# SUPPLIED TEXT

● ● ●

Artfully shot in black and white, graphic novelist and filmmaker Nine Antico’s Playlist is a hip and personal study of a Parisian twentysomething’s quest for fulfilment in love and work.

Sophie, excellently portrayed by Sara Forestier, is a graphic artist working as a waitress to make ends meet. She is independent, playful and inventive, while the film follows her through struggles at work, several short-lived crushes, and the termination of an unexpected pregnancy.

Such challenges are important to the narrative, but are speedily portrayed, with details going unshown. This contrasts scenes of seemingly less significance, which are more thoroughly filled out. A routine dental exam is explained in greater depth than the abortion. We aren’t privy to her artwork until the end credits, but a mattress shopping trip is fleshed out in scientific detail.

The choice to speed through the finer print is surprisingly effective in making the film feel more intimate, as it emphasises the voyeuristic quality to watching such a personal film. The filmmaker had hinted at the film’s autobiographical nature, and there are allusions to art reflecting life throughout, most obviously when a more successful graphic artist is interviewed about his own work. In an audition scene, Sophie’s best friend Julia (Laetitia Dosch) lives out a very specific future that she’d envisioned, further blurring the distinction between fiction and reality.

● ● ●

# PROBLEM DESCRIPTION
Answer these questions using the film review above.
1. Which actor plays Sophie?
2. What job does Sophie take to make ends meet?
3. Which actor plays Sophie's best friend Julia?

● ● ●

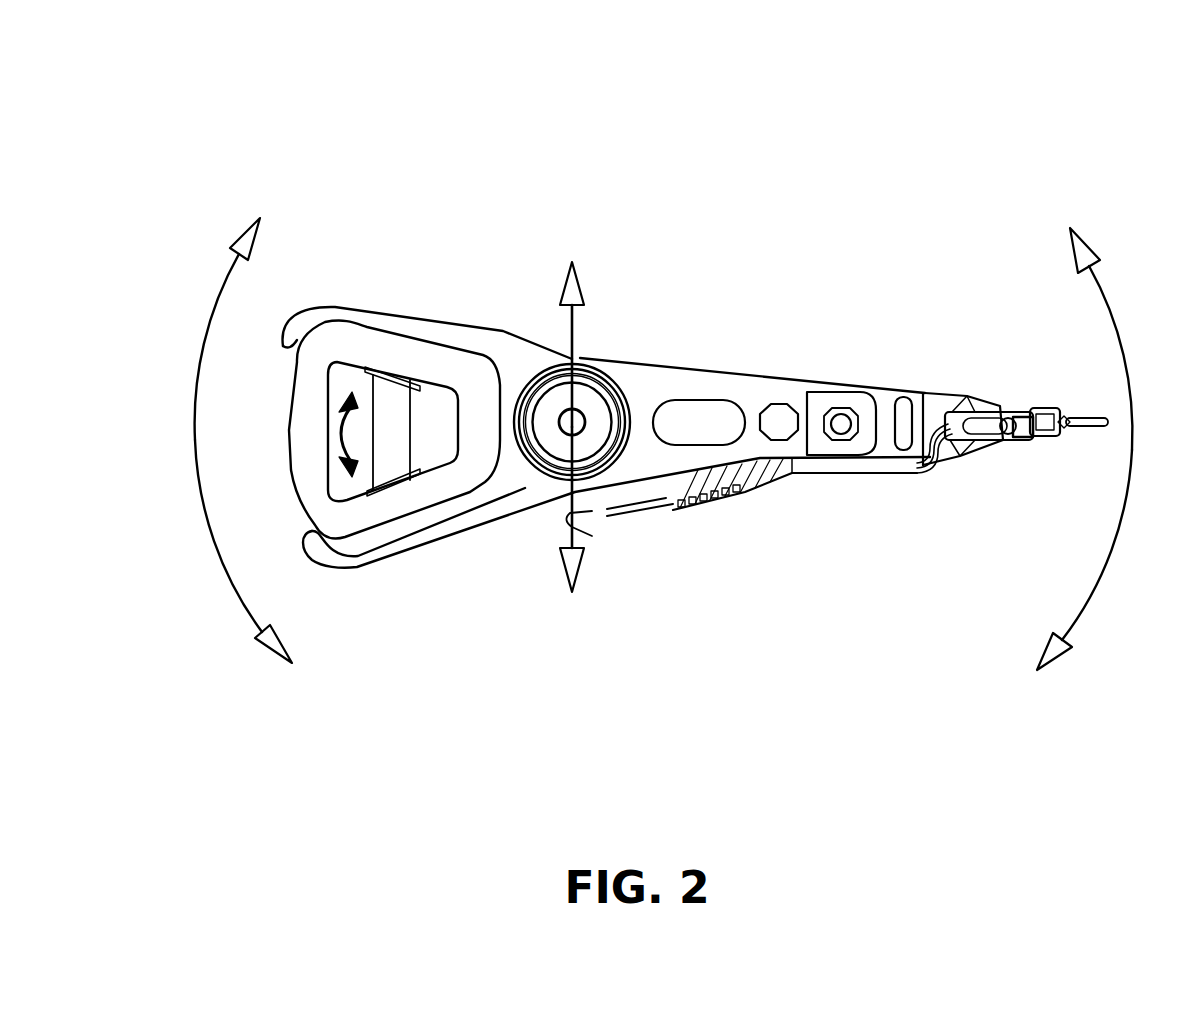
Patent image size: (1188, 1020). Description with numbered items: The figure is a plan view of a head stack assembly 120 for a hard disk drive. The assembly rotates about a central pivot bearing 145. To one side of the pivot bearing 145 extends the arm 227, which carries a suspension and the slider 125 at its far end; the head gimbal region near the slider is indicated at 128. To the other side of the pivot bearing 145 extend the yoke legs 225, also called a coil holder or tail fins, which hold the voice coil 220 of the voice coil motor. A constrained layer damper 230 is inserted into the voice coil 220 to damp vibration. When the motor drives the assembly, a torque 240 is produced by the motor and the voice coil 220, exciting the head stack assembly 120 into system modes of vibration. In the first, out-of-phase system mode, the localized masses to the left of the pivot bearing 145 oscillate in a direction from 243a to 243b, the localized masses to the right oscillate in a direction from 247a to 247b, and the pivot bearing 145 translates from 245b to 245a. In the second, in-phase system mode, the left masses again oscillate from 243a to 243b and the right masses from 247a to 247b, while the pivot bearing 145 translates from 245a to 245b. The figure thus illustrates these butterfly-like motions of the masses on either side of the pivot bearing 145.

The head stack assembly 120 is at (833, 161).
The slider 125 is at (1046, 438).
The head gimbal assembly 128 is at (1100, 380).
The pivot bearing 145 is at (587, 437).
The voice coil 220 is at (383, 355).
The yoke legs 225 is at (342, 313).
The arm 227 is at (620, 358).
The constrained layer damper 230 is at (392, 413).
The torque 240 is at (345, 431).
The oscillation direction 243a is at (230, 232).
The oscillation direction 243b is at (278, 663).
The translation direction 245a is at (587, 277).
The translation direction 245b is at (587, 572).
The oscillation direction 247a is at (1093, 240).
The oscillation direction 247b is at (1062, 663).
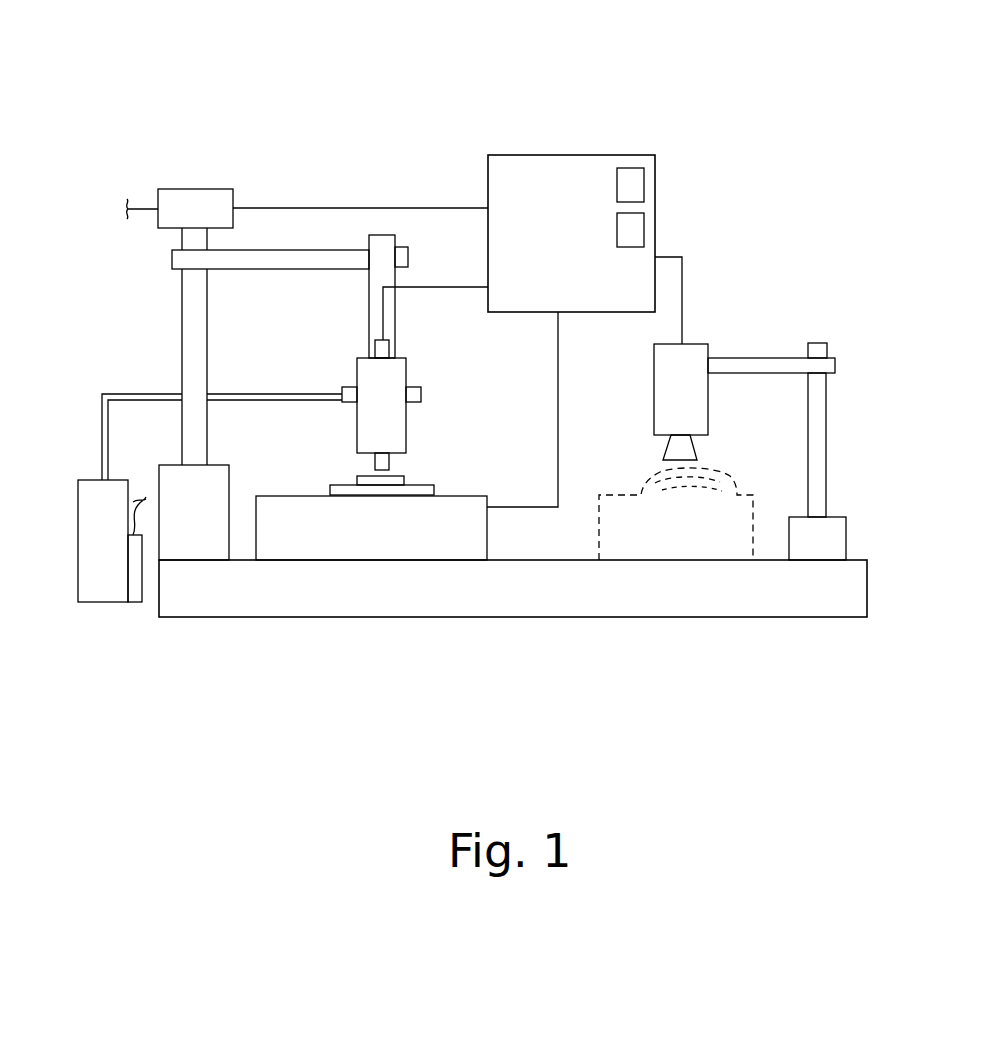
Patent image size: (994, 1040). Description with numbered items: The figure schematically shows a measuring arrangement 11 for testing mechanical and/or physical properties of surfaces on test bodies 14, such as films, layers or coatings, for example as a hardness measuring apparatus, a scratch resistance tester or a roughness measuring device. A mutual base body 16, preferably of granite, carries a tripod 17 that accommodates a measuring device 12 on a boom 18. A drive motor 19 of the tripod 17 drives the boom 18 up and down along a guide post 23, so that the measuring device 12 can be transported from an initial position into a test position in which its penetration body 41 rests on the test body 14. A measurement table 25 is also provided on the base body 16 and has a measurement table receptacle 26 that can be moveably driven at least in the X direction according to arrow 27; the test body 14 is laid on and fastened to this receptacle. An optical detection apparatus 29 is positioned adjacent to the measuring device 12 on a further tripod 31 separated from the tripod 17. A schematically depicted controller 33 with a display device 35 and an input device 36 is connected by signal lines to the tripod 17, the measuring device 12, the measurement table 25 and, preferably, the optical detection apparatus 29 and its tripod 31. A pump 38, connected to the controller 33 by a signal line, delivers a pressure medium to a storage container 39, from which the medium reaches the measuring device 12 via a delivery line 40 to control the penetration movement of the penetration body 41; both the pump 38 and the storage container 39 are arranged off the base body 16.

● ● ●

# FINAL RESULT
1. Sara Forestier
2. Waitress
3. Laetitia Dosch